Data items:
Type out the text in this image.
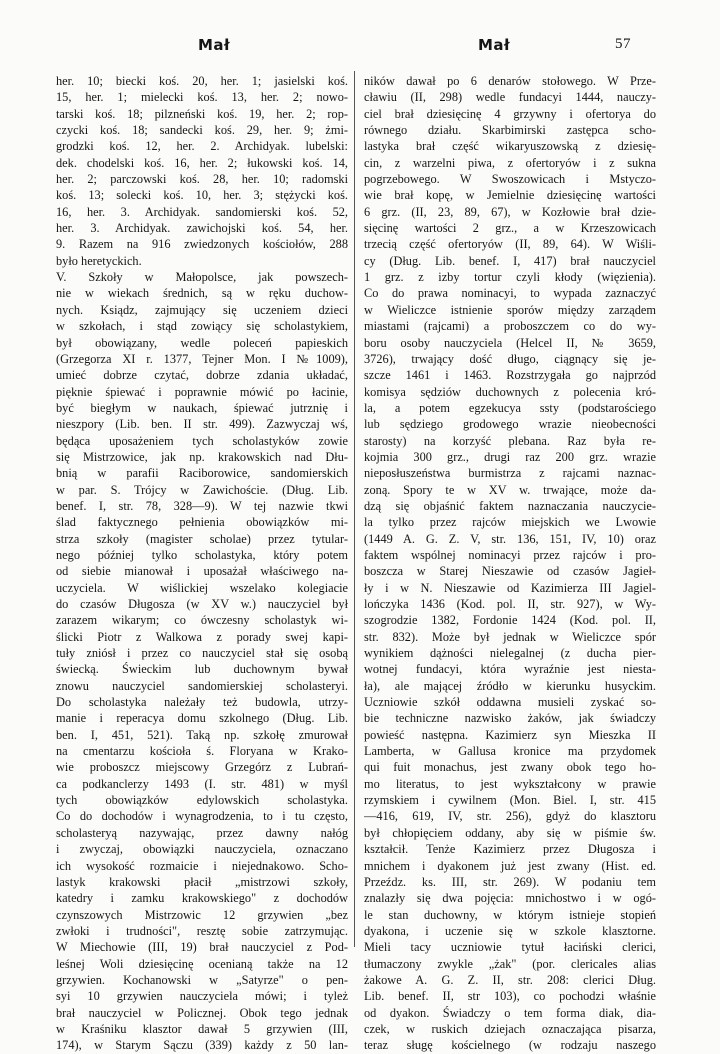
Mał	Mał	57
her. 10; biecki koś. 20, her. 1; jasielski koś.
15, her. 1; mielecki koś. 13, her. 2; nowo-
tarski koś. 18; pilzneński koś. 19, her. 2; rop-
czycki koś. 18; sandecki koś. 29, her. 9; żmi-
grodzki koś. 12, her. 2. Archidyak. lubelski:
dek. chodelski koś. 16, her. 2; łukowski koś. 14,
her. 2; parczowski koś. 28, her. 10; radomski
koś. 13; solecki koś. 10, her. 3; stężycki koś.
16, her. 3. Archidyak. sandomierski koś. 52,
her. 3. Archidyak. zawichojski koś. 54, her.
9. Razem na 916 zwiedzonych kościołów, 288
było heretyckich.
V. Szkoły w Małopolsce, jak powszech-
nie w wiekach średnich, są w ręku duchow-
nych. Ksiądz, zajmujący się uczeniem dzieci
w szkołach, i stąd zowiący się scholastykiem,
był obowiązany, wedle poleceń papieskich
(Grzegorza XI r. 1377, Tejner Mon. I №1009),
umieć dobrze czytać, dobrze zdania układać,
pięknie śpiewać i poprawnie mówić po łacinie,
być biegłym w naukach, śpiewać jutrznię i
nieszpory (Lib. ben. II str. 499). Zazwyczaj wś,
będąca uposażeniem tych scholastyków zowie
się Mistrzowice, jak np. krakowskich nad Dłu-
bnią w parafii Raciborowice, sandomierskich
w par. S. Trójcy w Zawichoście. (Dług. Lib.
benef. I, str. 78, 328—9). W tej nazwie tkwi
ślad faktycznego pełnienia obowiązków mi-
strza szkoły (magister scholae) przez tytular-
nego później tylko scholastyka, który potem
od siebie mianował i uposażał właściwego na-
uczyciela. W wiślickiej wszelako kolegiacie
do czasów Długosza (w XV w.) nauczyciel był
zarazem wikarym; co ówczesny scholastyk wi-
ślicki Piotr z Walkowa z porady swej kapi-
tuły zniósł i przez co nauczyciel stał się osobą
świecką. Świeckim lub duchownym bywał
znowu nauczyciel sandomierskiej scholasteryi.
Do scholastyka należały też budowla, utrzy-
manie i reperacya domu szkolnego (Dług. Lib.
ben. I, 451, 521). Taką np. szkołę zmurował
na cmentarzu kościoła ś. Floryana w Krako-
wie proboszcz miejscowy Grzegórz z Lubrań-
ca podkanclerzy 1493 (I. str. 481) w myśl
tych obowiązków edylowskich scholastyka.
Co do dochodów i wynagrodzenia, to i tu często,
scholasteryą nazywając, przez dawny nałóg
i zwyczaj, obowiązki nauczyciela, oznaczano
ich wysokość rozmaicie i niejednakowo. Scho-
lastyk krakowski płacił „mistrzowi szkoły,
katedry i zamku krakowskiego" z dochodów
czynszowych Mistrzowic 12 grzywien „bez
zwłoki i trudności", resztę sobie zatrzymując.
W Miechowie (III, 19) brał nauczyciel z Pod-
leśnej Woli dziesięcinę ocenianą także na 12
grzywien. Kochanowski w „Satyrze" o pen-
syi 10 grzywien nauczyciela mówi; i tyleż
brał nauczyciel w Policznej. Obok tego jednak
w Kraśniku klasztor dawał 5 grzywien (III,
174), w Starym Sączu (339) każdy z 50 lan-
ników dawał po 6 denarów stołowego. W Prze-
cławiu (II, 298) wedle fundacyi 1444, nauczy-
ciel brał dziesięcinę 4 grzywny i ofertorya do
równego działu. Skarbimirski zastępca scho-
lastyka brał część wikaryuszowską z dziesię-
cin, z warzelni piwa, z ofertoryów i z sukna
pogrzebowego. W Swoszowicach i Mstyczo-
wie brał kopę, w Jemielnie dziesięcinę wartości
6 grz. (II, 23, 89, 67), w Kozłowie brał dzie-
sięcinę wartości 2 grz., a w Krzeszowicach
trzecią część ofertoryów (II, 89, 64). W Wiśli-
cy (Dług. Lib. benef. I, 417) brał nauczyciel
1 grz. z izby tortur czyli kłody (więzienia).
Co do prawa nominacyi, to wypada zaznaczyć
w Wieliczce istnienie sporów między zarządem
miastami (rajcami) a proboszczem co do wy-
boru osoby nauczyciela (Helcel II, № 3659,
3726), trwający dość długo, ciągnący się je-
szcze 1461 i 1463. Rozstrzygała go najprzód
komisya sędziów duchownych z polecenia kró-
la, a potem egzekucya ssty (podstarościego
lub sędziego grodowego wrazie nieobecności
starosty) na korzyść plebana. Raz była re-
kojmia 300 grz., drugi raz 200 grz. wrazie
nieposłuszeństwa burmistrza z rajcami naznac-
zoną. Spory te w XV w. trwające, może da-
dzą się objaśnić faktem naznaczania nauczycie-
la tylko przez rajców miejskich we Lwowie
(1449 A. G. Z. V, str. 136, 151, IV, 10) oraz
faktem wspólnej nominacyi przez rajców i pro-
boszcza w Starej Nieszawie od czasów Jagieł-
ły i w N. Nieszawie od Kazimierza III Jagiel-
lończyka 1436 (Kod. pol. II, str. 927), w Wy-
szogrodzie 1382, Fordonie 1424 (Kod. pol. II,
str. 832). Może był jednak w Wieliczce spór
wynikiem dążności nielegalnej (z ducha pier-
wotnej fundacyi, która wyraźnie jest niesta-
ła), ale mającej źródło w kierunku husyckim.
Uczniowie szkół oddawna musieli zyskać so-
bie techniczne nazwisko żaków, jak świadczy
powieść następna. Kazimierz syn Mieszka II
Lamberta, w Gallusa kronice ma przydomek
qui fuit monachus, jest zwany obok tego ho-
mo literatus, to jest wykształcony w prawie
rzymskiem i cywilnem (Mon. Biel. I, str. 415
—416, 619, IV, str. 256), gdyż do klasztoru
był chłopięciem oddany, aby się w piśmie św.
kształcił. Tenże Kazimierz przez Długosza i
mnichem i dyakonem już jest zwany (Hist. ed.
Przeźdz. ks. III, str. 269). W podaniu tem
znalazły się dwa pojęcia: mnichostwo i w ogó-
le stan duchowny, w którym istnieje stopień
dyakona, i uczenie się w szkole klasztorne.
Mieli tacy uczniowie tytuł łaciński clerici,
tłumaczony zwykle „żak" (por. clericales alias
żakowe A. G. Z. II, str. 208: clerici Dług.
Lib. benef. II, str 103), co pochodzi właśnie
od dyakon. Świadczy o tem forma diak, dia-
czek, w ruskich dziejach oznaczająca pisarza,
teraz sługę kościelnego (w rodzaju naszego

■ Task brief
Omit every picture, then repeat the remaining data exactly as it appears above.

■ Finished task
Type out the text in this image.
Mał	Mał	57
her. 10; biecki koś. 20, her. 1; jasielski koś.
15, her. 1; mielecki koś. 13, her. 2; nowo-
tarski koś. 18; pilzneński koś. 19, her. 2; rop-
czycki koś. 18; sandecki koś. 29, her. 9; żmi-
grodzki koś. 12, her. 2. Archidyak. lubelski:
dek. chodelski koś. 16, her. 2; łukowski koś. 14,
her. 2; parczowski koś. 28, her. 10; radomski
koś. 13; solecki koś. 10, her. 3; stężycki koś.
16, her. 3. Archidyak. sandomierski koś. 52,
her. 3. Archidyak. zawichojski koś. 54, her.
9. Razem na 916 zwiedzonych kościołów, 288
było heretyckich.
V. Szkoły w Małopolsce, jak powszech-
nie w wiekach średnich, są w ręku duchow-
nych. Ksiądz, zajmujący się uczeniem dzieci
w szkołach, i stąd zowiący się scholastykiem,
był obowiązany, wedle poleceń papieskich
(Grzegorza XI r. 1377, Tejner Mon. I №1009),
umieć dobrze czytać, dobrze zdania układać,
pięknie śpiewać i poprawnie mówić po łacinie,
być biegłym w naukach, śpiewać jutrznię i
nieszpory (Lib. ben. II str. 499). Zazwyczaj wś,
będąca uposażeniem tych scholastyków zowie
się Mistrzowice, jak np. krakowskich nad Dłu-
bnią w parafii Raciborowice, sandomierskich
w par. S. Trójcy w Zawichoście. (Dług. Lib.
benef. I, str. 78, 328—9). W tej nazwie tkwi
ślad faktycznego pełnienia obowiązków mi-
strza szkoły (magister scholae) przez tytular-
nego później tylko scholastyka, który potem
od siebie mianował i uposażał właściwego na-
uczyciela. W wiślickiej wszelako kolegiacie
do czasów Długosza (w XV w.) nauczyciel był
zarazem wikarym; co ówczesny scholastyk wi-
ślicki Piotr z Walkowa z porady swej kapi-
tuły zniósł i przez co nauczyciel stał się osobą
świecką. Świeckim lub duchownym bywał
znowu nauczyciel sandomierskiej scholasteryi.
Do scholastyka należały też budowla, utrzy-
manie i reperacya domu szkolnego (Dług. Lib.
ben. I, 451, 521). Taką np. szkołę zmurował
na cmentarzu kościoła ś. Floryana w Krako-
wie proboszcz miejscowy Grzegórz z Lubrań-
ca podkanclerzy 1493 (I. str. 481) w myśl
tych obowiązków edylowskich scholastyka.
Co do dochodów i wynagrodzenia, to i tu często,
scholasteryą nazywając, przez dawny nałóg
i zwyczaj, obowiązki nauczyciela, oznaczano
ich wysokość rozmaicie i niejednakowo. Scho-
lastyk krakowski płacił „mistrzowi szkoły,
katedry i zamku krakowskiego" z dochodów
czynszowych Mistrzowic 12 grzywien „bez
zwłoki i trudności", resztę sobie zatrzymując.
W Miechowie (III, 19) brał nauczyciel z Pod-
leśnej Woli dziesięcinę ocenianą także na 12
grzywien. Kochanowski w „Satyrze" o pen-
syi 10 grzywien nauczyciela mówi; i tyleż
brał nauczyciel w Policznej. Obok tego jednak
w Kraśniku klasztor dawał 5 grzywien (III,
174), w Starym Sączu (339) każdy z 50 lan-
ników dawał po 6 denarów stołowego. W Prze-
cławiu (II, 298) wedle fundacyi 1444, nauczy-
ciel brał dziesięcinę 4 grzywny i ofertorya do
równego działu. Skarbimirski zastępca scho-
lastyka brał część wikaryuszowską z dziesię-
cin, z warzelni piwa, z ofertoryów i z sukna
pogrzebowego. W Swoszowicach i Mstyczo-
wie brał kopę, w Jemielnie dziesięcinę wartości
6 grz. (II, 23, 89, 67), w Kozłowie brał dzie-
sięcinę wartości 2 grz., a w Krzeszowicach
trzecią część ofertoryów (II, 89, 64). W Wiśli-
cy (Dług. Lib. benef. I, 417) brał nauczyciel
1 grz. z izby tortur czyli kłody (więzienia).
Co do prawa nominacyi, to wypada zaznaczyć
w Wieliczce istnienie sporów między zarządem
miastami (rajcami) a proboszczem co do wy-
boru osoby nauczyciela (Helcel II, № 3659,
3726), trwający dość długo, ciągnący się je-
szcze 1461 i 1463. Rozstrzygała go najprzód
komisya sędziów duchownych z polecenia kró-
la, a potem egzekucya ssty (podstarościego
lub sędziego grodowego wrazie nieobecności
starosty) na korzyść plebana. Raz była re-
kojmia 300 grz., drugi raz 200 grz. wrazie
nieposłuszeństwa burmistrza z rajcami naznac-
zoną. Spory te w XV w. trwające, może da-
dzą się objaśnić faktem naznaczania nauczycie-
la tylko przez rajców miejskich we Lwowie
(1449 A. G. Z. V, str. 136, 151, IV, 10) oraz
faktem wspólnej nominacyi przez rajców i pro-
boszcza w Starej Nieszawie od czasów Jagieł-
ły i w N. Nieszawie od Kazimierza III Jagiel-
lończyka 1436 (Kod. pol. II, str. 927), w Wy-
szogrodzie 1382, Fordonie 1424 (Kod. pol. II,
str. 832). Może był jednak w Wieliczce spór
wynikiem dążności nielegalnej (z ducha pier-
wotnej fundacyi, która wyraźnie jest niesta-
ła), ale mającej źródło w kierunku husyckim.
Uczniowie szkół oddawna musieli zyskać so-
bie techniczne nazwisko żaków, jak świadczy
powieść następna. Kazimierz syn Mieszka II
Lamberta, w Gallusa kronice ma przydomek
qui fuit monachus, jest zwany obok tego ho-
mo literatus, to jest wykształcony w prawie
rzymskiem i cywilnem (Mon. Biel. I, str. 415
—416, 619, IV, str. 256), gdyż do klasztoru
był chłopięciem oddany, aby się w piśmie św.
kształcił. Tenże Kazimierz przez Długosza i
mnichem i dyakonem już jest zwany (Hist. ed.
Przeźdz. ks. III, str. 269). W podaniu tem
znalazły się dwa pojęcia: mnichostwo i w ogó-
le stan duchowny, w którym istnieje stopień
dyakona, i uczenie się w szkole klasztorne.
Mieli tacy uczniowie tytuł łaciński clerici,
tłumaczony zwykle „żak" (por. clericales alias
żakowe A. G. Z. II, str. 208: clerici Dług.
Lib. benef. II, str 103), co pochodzi właśnie
od dyakon. Świadczy o tem forma diak, dia-
czek, w ruskich dziejach oznaczająca pisarza,
teraz sługę kościelnego (w rodzaju naszego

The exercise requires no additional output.